■ **Task statement**: Return all lines where the word "JSON" can be found.

▶

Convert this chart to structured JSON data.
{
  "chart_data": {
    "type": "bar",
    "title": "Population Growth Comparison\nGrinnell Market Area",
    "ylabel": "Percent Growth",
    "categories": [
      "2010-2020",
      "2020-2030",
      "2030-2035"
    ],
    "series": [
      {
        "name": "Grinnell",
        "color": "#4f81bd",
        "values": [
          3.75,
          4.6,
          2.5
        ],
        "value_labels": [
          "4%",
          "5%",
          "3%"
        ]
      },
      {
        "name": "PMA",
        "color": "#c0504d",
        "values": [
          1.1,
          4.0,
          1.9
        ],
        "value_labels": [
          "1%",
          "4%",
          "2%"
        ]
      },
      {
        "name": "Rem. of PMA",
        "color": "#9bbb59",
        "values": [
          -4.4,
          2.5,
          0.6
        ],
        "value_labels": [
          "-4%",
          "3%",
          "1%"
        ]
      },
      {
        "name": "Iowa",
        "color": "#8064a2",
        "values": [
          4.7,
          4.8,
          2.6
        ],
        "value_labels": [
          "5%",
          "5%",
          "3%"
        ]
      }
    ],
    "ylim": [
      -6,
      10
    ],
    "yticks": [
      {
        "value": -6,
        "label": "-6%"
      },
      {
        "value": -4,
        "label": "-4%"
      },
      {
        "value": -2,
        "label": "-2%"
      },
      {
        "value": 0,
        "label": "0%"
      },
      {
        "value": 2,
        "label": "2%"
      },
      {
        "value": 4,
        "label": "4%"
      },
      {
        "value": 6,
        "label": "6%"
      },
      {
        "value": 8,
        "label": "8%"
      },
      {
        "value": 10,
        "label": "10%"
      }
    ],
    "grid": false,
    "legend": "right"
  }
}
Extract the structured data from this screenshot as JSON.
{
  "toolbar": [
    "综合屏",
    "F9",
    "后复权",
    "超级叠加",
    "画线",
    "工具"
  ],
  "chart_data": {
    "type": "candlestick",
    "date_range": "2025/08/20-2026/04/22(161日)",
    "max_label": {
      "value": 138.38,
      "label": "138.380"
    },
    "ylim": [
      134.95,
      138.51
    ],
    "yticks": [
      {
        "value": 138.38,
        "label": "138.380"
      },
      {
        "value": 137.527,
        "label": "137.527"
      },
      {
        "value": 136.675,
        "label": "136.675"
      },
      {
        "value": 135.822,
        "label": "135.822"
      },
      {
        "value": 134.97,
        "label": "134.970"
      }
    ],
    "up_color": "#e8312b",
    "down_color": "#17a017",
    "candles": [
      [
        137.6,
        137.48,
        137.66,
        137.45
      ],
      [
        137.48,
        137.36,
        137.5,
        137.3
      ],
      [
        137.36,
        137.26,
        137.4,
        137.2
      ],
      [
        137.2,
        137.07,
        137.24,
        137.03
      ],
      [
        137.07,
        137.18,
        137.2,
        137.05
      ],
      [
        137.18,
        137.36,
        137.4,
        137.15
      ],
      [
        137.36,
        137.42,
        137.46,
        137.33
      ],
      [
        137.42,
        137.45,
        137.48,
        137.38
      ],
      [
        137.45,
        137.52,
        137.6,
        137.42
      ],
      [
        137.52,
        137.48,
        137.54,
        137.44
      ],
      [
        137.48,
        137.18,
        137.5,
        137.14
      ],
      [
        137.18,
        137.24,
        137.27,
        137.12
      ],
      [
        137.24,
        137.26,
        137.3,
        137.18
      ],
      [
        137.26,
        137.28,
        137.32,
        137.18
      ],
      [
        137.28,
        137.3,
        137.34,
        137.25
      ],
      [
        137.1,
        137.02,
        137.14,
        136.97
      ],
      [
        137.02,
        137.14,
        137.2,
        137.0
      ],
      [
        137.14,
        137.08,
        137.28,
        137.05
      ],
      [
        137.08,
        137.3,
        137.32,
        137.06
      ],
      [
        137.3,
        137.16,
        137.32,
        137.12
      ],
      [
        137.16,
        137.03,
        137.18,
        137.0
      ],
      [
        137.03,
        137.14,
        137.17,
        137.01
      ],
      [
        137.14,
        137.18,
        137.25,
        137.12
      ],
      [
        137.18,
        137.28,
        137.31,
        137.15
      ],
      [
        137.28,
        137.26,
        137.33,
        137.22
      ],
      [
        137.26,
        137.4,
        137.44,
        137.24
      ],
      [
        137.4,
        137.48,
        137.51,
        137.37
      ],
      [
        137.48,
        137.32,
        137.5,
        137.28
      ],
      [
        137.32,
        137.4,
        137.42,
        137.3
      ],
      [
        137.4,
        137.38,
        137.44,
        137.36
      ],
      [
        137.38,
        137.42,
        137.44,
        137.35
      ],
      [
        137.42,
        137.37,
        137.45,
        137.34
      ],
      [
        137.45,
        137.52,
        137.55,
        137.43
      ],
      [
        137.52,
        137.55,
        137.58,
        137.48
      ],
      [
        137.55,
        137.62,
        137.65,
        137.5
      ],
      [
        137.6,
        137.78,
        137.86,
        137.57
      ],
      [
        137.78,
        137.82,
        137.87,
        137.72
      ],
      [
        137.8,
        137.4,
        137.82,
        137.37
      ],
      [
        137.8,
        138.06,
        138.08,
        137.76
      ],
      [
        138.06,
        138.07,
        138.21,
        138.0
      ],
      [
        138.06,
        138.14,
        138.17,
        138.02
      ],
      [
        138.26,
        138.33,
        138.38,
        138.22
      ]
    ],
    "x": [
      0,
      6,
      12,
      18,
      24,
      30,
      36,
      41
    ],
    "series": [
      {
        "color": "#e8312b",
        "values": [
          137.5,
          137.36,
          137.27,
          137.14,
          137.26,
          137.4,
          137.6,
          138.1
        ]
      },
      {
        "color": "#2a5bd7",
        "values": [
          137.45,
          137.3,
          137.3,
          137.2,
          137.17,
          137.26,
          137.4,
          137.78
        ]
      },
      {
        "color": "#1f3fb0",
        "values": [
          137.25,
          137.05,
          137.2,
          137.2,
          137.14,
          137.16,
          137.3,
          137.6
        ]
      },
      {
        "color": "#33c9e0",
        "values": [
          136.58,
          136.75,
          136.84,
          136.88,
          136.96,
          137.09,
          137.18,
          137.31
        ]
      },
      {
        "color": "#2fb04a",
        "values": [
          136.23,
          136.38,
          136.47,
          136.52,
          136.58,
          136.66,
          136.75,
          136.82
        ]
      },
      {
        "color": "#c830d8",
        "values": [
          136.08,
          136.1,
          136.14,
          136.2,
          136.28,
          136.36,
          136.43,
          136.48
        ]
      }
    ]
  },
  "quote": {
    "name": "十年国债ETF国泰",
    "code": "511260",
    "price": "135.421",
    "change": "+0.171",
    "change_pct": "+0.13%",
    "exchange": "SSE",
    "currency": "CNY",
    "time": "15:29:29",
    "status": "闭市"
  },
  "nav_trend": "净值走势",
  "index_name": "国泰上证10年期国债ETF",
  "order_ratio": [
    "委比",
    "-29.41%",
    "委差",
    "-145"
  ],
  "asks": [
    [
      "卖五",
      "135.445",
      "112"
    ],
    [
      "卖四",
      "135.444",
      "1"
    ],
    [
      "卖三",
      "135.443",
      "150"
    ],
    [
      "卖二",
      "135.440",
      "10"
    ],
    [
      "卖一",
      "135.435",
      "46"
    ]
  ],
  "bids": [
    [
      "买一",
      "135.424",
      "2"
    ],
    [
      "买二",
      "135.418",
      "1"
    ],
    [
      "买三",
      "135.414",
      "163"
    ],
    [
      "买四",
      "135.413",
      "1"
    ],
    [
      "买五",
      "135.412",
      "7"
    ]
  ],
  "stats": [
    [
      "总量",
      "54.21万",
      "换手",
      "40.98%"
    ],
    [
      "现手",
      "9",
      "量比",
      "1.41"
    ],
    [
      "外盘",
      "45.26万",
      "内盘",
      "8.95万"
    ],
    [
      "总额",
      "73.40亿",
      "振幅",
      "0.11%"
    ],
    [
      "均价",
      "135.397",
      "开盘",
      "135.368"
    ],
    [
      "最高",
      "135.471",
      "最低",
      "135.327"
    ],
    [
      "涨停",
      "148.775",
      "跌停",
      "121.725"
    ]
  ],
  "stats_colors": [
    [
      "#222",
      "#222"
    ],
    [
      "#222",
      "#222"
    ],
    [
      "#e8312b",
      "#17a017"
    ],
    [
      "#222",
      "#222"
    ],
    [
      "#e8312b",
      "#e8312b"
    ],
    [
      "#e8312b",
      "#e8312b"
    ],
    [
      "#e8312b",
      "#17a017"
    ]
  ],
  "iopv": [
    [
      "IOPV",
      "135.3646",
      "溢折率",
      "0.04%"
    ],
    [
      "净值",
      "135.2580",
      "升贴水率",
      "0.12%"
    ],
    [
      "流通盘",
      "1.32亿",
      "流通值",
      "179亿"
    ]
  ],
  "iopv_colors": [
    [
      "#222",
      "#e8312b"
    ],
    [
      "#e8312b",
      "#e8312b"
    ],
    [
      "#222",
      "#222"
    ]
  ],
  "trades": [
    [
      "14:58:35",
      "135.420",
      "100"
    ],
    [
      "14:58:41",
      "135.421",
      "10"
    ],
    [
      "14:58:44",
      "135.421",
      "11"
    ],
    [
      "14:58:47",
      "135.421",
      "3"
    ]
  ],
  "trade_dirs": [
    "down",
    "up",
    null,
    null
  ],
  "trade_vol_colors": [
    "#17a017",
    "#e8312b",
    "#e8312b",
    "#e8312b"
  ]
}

◀

■ **The result**:
Convert this chart to structured JSON data.
Extract the structured data from this screenshot as JSON.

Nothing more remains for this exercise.